The idea behind this, and the other non-mime outfits, is also to create contrast. The mime costume is a very stark black and white pierced with red. The pastel colors ended up standing out more. The aforementioned fanny pack was going to be a one off joke along with some elements that never made it in like a mini van catalogue...again, playing with that little mermaid notion and her fascination with a fork. After the first scene, however, it became clear that fanny pack needed to play a bigger role, much to Nate's chagrin. The fanny pack almost became its own side character, and it ended up really enhancing this endearing quality Nate brought to the character. One of the qualities we played with was that Hugh is growing up and he's having trouble leaving behind his childhood, and his father presents obstacles to that outcome as well. With this alternative persona/amalgamation Hugh has also chosen to present himself to the world dressed as a much older person. This added another layer of contrast to the character––a character who notably cannot talk or express himself. Everything with him needed to be communicated visually.
The film concludes with Hugh and his father finding a middle ground after they fight. Hugh's transformation across the film is a bit on the nose, and quite theatrical on purpose. He's a performer and a clown, and it needed to feel bold but also reveal the subtlety and the sadness in the character that hides underneath. In a short film, there wasn't a lot of time to peel back all the layers of the character, but my hope was we could express a lot with those visuals. Nate is also very gifted with his expressions, and he really sold the many aspects of the character...especially given he couldn't speak. I'm very proud of the performance he gave, and it was really all him. At the conclusion of the film we see Hugh fuse his mime persona with his preppy alter-ego. With the costume we took Hugh's hero costume, and simply swapped in new colors. We made the red into pink for the pastel, and changed the shorts to khaki ones. The knee socks and beret stayed put. It was a surprisingly simple solution and one that I agonized over for a long time. Originally there was going to be a very different costume to represent this transformation...something more dramatic, and he was also going to show up in one of the pastel costumes for a time, but ultimately it narratively made sense to show that Hugh and his father still have this connection. He needed to still be a mime, because Hugh is still a mime. He grew and made some discoveries about himself, but he's not done growing yet and he still has a connection to his past.
I will note that this outfit from the finale also played a role in the secondary story with the human statue that got excised. Originally the film was going to end with Hugh and his human statue girlfriend forming a new act, until it became completely obvious that this took away massively from the reunion with his father. Even though the movie played with certain cliches and tropes, it didn't feel right. The problem I faced with the endings of both story threads was basically did boil down to what the costumes would be. The costumes really influenced the story more so than any other film I've done. We had established a hero look for both characters early on, and the look for Hugo. Various ideas came up such as kintsugi inspired makeup (putting the broken pieces together with gold), or trying to recreate a famous painting. It became clear overall that the ending of both stories 1) needed to be separated but still visually linked in some way and 2) that the costume trajectory needed to stay true to the overall narrative and not feel like an out fo the blue decision.

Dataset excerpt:
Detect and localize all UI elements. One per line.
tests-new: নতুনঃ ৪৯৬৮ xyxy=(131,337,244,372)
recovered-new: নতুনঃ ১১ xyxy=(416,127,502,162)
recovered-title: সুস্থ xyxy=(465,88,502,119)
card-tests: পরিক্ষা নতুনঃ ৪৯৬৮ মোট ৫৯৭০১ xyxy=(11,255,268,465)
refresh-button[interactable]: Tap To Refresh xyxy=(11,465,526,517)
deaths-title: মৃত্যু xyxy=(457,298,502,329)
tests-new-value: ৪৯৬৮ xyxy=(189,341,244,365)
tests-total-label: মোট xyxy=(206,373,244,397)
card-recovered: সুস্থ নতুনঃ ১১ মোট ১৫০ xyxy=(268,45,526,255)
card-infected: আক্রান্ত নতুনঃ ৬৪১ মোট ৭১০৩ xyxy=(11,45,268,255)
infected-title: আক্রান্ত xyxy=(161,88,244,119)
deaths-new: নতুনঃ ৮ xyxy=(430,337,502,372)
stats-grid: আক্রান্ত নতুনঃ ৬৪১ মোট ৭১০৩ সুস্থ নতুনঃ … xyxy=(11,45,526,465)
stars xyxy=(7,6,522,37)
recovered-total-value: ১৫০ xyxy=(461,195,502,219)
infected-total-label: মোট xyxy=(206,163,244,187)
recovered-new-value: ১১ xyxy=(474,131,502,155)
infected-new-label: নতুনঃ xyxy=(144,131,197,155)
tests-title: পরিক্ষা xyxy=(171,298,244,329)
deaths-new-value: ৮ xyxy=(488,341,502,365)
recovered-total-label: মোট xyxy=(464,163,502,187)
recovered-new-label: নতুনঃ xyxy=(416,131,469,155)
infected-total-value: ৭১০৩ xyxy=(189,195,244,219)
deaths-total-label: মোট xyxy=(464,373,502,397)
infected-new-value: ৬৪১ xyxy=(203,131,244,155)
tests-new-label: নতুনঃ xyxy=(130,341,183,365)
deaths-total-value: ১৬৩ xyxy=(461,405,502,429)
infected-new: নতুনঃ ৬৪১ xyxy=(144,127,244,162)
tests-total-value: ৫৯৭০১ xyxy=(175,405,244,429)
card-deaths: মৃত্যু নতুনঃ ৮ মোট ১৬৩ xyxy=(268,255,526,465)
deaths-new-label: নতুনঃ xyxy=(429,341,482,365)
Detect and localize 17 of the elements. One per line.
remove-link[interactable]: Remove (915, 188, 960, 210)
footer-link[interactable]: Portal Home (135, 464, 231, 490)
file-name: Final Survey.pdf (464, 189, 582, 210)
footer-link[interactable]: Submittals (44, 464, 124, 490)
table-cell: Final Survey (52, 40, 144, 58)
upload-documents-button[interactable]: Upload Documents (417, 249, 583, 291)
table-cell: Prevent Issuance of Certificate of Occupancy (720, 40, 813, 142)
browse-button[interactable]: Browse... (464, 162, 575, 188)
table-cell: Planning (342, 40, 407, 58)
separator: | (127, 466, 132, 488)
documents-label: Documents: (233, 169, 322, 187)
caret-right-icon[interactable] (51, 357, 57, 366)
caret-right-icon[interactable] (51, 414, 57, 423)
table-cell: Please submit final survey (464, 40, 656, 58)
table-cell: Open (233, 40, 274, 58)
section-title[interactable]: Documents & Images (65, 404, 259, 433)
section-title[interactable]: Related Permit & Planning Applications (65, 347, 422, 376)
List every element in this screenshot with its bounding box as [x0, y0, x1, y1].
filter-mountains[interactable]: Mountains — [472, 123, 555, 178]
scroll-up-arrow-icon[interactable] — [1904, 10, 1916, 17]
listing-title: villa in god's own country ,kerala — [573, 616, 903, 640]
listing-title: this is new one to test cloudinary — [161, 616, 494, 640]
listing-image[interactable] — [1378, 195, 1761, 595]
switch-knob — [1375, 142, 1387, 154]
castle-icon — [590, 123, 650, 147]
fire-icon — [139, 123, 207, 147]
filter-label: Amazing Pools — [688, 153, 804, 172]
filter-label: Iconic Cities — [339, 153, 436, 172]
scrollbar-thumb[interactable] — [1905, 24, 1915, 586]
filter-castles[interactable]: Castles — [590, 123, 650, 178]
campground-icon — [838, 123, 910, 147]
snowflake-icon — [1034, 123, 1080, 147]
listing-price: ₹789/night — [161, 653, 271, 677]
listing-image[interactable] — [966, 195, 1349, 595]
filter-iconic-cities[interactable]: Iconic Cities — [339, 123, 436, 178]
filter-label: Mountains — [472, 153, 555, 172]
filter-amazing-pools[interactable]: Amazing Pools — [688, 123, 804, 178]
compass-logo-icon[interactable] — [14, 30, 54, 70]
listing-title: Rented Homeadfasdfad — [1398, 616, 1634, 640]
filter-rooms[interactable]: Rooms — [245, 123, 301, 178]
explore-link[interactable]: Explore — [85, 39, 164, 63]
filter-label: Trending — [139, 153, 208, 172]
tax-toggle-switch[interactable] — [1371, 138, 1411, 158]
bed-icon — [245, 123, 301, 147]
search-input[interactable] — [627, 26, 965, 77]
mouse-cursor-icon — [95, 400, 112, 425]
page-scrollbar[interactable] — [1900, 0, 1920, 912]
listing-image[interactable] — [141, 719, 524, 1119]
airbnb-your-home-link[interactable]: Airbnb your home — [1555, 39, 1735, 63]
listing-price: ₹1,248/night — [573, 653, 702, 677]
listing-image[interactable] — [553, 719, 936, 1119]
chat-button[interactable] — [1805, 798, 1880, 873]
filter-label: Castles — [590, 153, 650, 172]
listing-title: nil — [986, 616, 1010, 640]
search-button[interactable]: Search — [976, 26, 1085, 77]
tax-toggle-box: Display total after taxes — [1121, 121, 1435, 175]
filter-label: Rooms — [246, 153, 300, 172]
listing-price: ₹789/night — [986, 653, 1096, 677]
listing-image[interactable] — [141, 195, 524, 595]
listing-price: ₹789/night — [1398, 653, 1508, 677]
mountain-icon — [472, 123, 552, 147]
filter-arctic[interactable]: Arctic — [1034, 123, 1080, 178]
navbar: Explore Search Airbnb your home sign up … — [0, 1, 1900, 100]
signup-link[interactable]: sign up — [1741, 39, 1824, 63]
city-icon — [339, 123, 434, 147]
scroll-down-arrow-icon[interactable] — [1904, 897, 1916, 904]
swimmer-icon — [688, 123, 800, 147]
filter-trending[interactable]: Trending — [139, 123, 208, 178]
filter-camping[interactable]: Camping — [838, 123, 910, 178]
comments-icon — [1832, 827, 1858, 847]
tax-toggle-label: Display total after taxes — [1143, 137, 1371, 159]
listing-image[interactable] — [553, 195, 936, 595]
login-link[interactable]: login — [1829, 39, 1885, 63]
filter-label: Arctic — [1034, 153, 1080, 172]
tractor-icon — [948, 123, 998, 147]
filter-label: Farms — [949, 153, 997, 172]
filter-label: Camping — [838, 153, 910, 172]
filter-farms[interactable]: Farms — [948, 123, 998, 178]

**PARTS OF THE EXERCISE**
1. In the passage about the film's costumes, what two changes turned Hugh's hero costume into his finale outfit?
2. Carry on the passage about the film's costumes, picking up right after its last sentence.

**RESULTS FOR THE EXERCISE**
1. The red was changed to pink, and the shorts were swapped for khaki ones.

2.
After all the zany ideas of what the kids should be wearing, it came down to the simplest choice. We actually shot the statue material before we shot the finale with Colin. This ended up being very helpful because we established Nate's makeup and his costume. For the conclusion of the human statue thread he's become a joint act with Lila (portrayed by Ripley Dresser). Nate and Ripley have been scene partners before, though them being a couple became more awkward given teenager-dom. The blue eye shadow and cheeks were added to Nate's makeup and Ripley's costume went from gold to silver.
The colors were all around softened. This was an odd point in filming continuity-wise because at this stage the human statue was still going to end the film. Somehow it ended up not being confusing and we were able to work through the aesthetic choices before proceeding to the final scene where the only major change was that Nate doesn't have his blazer. The pink bow tie ended up coming in because the striped shirt no longer worked visually, and added another element to the new identity.
One of the big inspirations for Hugh's hero costume/look came from the classic mime costume. We toyed with some other ideas, but ultimately decided for the original fake commercial that these needed to read as mimes instantly, and the costume carried over. In order to establish the big mime little mime visual, and given the vaudevillian nature of the characters, we made the choice to have Colin in a traditional mime getup, and give Nate a mini-me version (which is where the shorts and knee socks came in). When we shot the ad, Nate still looked very much like a kid and the costume suited him well. It visually looked very appropriate, and the knee socks especially gave the dynamic an added bit of humor and a vintage quality. One of the big things that happened between shooting the fake commercial and shooting the film, aside from Nate getting much taller, was that his costume didn't grow with him.
When we went back the shorts and knee socks and shirt didn't fit. I initially considered aging the costume up to suit Nate's new height and change the shorts to pants, but after working in this notion of Hugh trying to grow into his own person, and Hugo trying to keep him in the same place, thematically, it made sense to keep the costume the same. The final look in the film really helped sell the idea that Hugh needs a change. I got the idea from Hugo where the costumer noted they intentionally made Asa Butterfield's costume a little short to show he hadn't gotten new clothes between his father dying and going to live in the train station. The same effect applied here, except it also ended up adding to both the humor and the sadness of the dynamic between father and son in a subtle way. Now, visually, we had this sight of Nate being too big for the shorts and knee socks (though we needed to bring in men's knee socks). He's too old for the look, and the father hasn't accepted this yet. He hasn't accepted his son is his own person growing away from him.
A big inspiration for Hugh's hero look came from the Leave it To Beaver episode "Beaver's Short Pants," wherein Beaver's old fashioned Aunt Martha buys him an equally old-fashioned suit. In the original footage, the notion was simply to differentiate the father and son mimes, and have the classic mime costume be a Mime Jr version as noted above. The short pants and knee socks became a throughline, even after he evolves into a different character it was a stable element thematically and humor-wise. I will note again, that especially after his growth spirt that Nate was a VERY good sport. Nate wore knee socks when he played a boy from the 1950s in a previous film, which is why they were around in the first place, and it was less of an ask at the time. In Beaver, his suit becomes the focal point of the humor and also serves as bonding moment with his father...so the reference felt right on a few levels. Leave it To Beaver ended up also leading us to that same final look where we took the mime costume and turned it into a full blown short pants suit.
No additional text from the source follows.